• **TASK DESCRIPTION**: Can you rewrite the lines from the first one through the line that contains "legend: vitest-dev/vitest —", swapping each "x-tick-label" for "x-axis-tick", changing nothing else and returning only those lines?

• **AVAILABLE DATA**:
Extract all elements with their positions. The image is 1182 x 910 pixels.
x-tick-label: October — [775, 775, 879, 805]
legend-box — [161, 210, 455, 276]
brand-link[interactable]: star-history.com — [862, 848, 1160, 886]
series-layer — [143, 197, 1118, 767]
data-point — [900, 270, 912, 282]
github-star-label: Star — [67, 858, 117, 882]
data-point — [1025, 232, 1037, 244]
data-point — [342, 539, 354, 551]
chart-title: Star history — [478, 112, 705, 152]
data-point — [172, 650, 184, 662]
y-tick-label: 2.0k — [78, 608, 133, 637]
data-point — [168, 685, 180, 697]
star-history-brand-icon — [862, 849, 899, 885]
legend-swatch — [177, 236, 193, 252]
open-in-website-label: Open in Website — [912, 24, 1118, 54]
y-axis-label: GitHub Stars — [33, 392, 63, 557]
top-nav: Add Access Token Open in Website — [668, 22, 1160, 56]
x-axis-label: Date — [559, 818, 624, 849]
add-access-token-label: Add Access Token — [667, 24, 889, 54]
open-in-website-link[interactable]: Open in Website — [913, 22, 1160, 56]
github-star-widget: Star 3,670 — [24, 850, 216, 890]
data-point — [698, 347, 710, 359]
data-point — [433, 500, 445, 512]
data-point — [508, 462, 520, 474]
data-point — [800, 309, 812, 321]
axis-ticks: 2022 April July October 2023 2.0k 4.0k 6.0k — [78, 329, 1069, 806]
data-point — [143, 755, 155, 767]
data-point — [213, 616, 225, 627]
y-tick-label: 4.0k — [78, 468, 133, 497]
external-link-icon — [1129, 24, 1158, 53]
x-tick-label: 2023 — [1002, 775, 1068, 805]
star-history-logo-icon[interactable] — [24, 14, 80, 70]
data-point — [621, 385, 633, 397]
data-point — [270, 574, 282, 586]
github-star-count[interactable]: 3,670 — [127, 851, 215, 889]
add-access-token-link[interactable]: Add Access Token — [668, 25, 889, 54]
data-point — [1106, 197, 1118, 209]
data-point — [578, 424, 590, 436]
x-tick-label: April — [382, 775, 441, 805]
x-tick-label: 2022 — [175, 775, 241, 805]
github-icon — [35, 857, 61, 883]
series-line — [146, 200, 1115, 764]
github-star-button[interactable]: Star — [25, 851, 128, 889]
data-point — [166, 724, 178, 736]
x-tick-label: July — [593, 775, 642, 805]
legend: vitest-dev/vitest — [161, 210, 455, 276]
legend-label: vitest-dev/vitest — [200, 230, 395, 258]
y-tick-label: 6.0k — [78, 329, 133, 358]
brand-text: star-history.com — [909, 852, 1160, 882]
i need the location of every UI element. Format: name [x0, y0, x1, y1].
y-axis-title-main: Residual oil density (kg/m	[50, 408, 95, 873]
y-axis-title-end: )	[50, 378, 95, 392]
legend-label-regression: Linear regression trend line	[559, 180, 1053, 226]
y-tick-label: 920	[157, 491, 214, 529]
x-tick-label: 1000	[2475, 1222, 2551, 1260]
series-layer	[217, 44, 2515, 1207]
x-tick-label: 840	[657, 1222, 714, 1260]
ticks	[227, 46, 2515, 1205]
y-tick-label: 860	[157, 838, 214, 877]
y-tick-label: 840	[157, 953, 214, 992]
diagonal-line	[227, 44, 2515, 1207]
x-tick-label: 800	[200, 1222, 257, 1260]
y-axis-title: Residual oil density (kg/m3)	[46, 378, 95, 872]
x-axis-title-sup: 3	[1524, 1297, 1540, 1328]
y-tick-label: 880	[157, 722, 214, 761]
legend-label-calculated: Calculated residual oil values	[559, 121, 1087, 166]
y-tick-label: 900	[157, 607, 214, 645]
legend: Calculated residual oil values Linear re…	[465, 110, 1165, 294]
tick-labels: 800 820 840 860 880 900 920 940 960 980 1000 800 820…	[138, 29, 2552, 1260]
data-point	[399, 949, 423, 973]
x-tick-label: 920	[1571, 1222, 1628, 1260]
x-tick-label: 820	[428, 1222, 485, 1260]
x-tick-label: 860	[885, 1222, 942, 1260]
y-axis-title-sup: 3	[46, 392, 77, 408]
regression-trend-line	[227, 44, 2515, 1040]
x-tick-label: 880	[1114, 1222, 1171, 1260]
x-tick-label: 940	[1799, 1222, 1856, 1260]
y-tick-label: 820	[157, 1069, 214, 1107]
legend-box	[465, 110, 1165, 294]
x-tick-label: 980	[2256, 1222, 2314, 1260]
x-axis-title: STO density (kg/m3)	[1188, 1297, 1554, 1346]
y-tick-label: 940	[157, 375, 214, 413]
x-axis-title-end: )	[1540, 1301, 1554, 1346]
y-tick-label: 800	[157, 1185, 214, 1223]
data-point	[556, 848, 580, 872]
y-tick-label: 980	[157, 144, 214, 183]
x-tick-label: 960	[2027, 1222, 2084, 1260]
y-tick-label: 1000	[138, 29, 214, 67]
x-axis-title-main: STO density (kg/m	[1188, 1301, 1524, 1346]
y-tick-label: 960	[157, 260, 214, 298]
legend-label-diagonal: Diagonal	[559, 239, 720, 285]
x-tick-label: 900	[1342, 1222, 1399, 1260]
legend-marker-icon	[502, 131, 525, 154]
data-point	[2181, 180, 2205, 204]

• **RESPONSE TO THIS EXERCISE**:
Extract all elements with their positions. The image is 1182 x 910 pixels.
x-axis-tick: October — [775, 775, 879, 805]
legend-box — [161, 210, 455, 276]
brand-link[interactable]: star-history.com — [862, 848, 1160, 886]
series-layer — [143, 197, 1118, 767]
data-point — [900, 270, 912, 282]
github-star-label: Star — [67, 858, 117, 882]
data-point — [1025, 232, 1037, 244]
data-point — [342, 539, 354, 551]
chart-title: Star history — [478, 112, 705, 152]
data-point — [172, 650, 184, 662]
y-tick-label: 2.0k — [78, 608, 133, 637]
data-point — [168, 685, 180, 697]
star-history-brand-icon — [862, 849, 899, 885]
legend-swatch — [177, 236, 193, 252]
open-in-website-label: Open in Website — [912, 24, 1118, 54]
y-axis-label: GitHub Stars — [33, 392, 63, 557]
top-nav: Add Access Token Open in Website — [668, 22, 1160, 56]
x-axis-label: Date — [559, 818, 624, 849]
add-access-token-label: Add Access Token — [667, 24, 889, 54]
open-in-website-link[interactable]: Open in Website — [913, 22, 1160, 56]
github-star-widget: Star 3,670 — [24, 850, 216, 890]
data-point — [698, 347, 710, 359]
data-point — [433, 500, 445, 512]
data-point — [508, 462, 520, 474]
data-point — [800, 309, 812, 321]
axis-ticks: 2022 April July October 2023 2.0k 4.0k 6.0k — [78, 329, 1069, 806]
data-point — [143, 755, 155, 767]
data-point — [213, 616, 225, 627]
y-tick-label: 4.0k — [78, 468, 133, 497]
external-link-icon — [1129, 24, 1158, 53]
x-axis-tick: 2023 — [1002, 775, 1068, 805]
star-history-logo-icon[interactable] — [24, 14, 80, 70]
data-point — [621, 385, 633, 397]
data-point — [270, 574, 282, 586]
github-star-count[interactable]: 3,670 — [127, 851, 215, 889]
add-access-token-link[interactable]: Add Access Token — [668, 25, 889, 54]
data-point — [1106, 197, 1118, 209]
data-point — [578, 424, 590, 436]
x-axis-tick: April — [382, 775, 441, 805]
x-axis-tick: 2022 — [175, 775, 241, 805]
github-icon — [35, 857, 61, 883]
series-line — [146, 200, 1115, 764]
github-star-button[interactable]: Star — [25, 851, 128, 889]
data-point — [166, 724, 178, 736]
x-axis-tick: July — [593, 775, 642, 805]
legend: vitest-dev/vitest — [161, 210, 455, 276]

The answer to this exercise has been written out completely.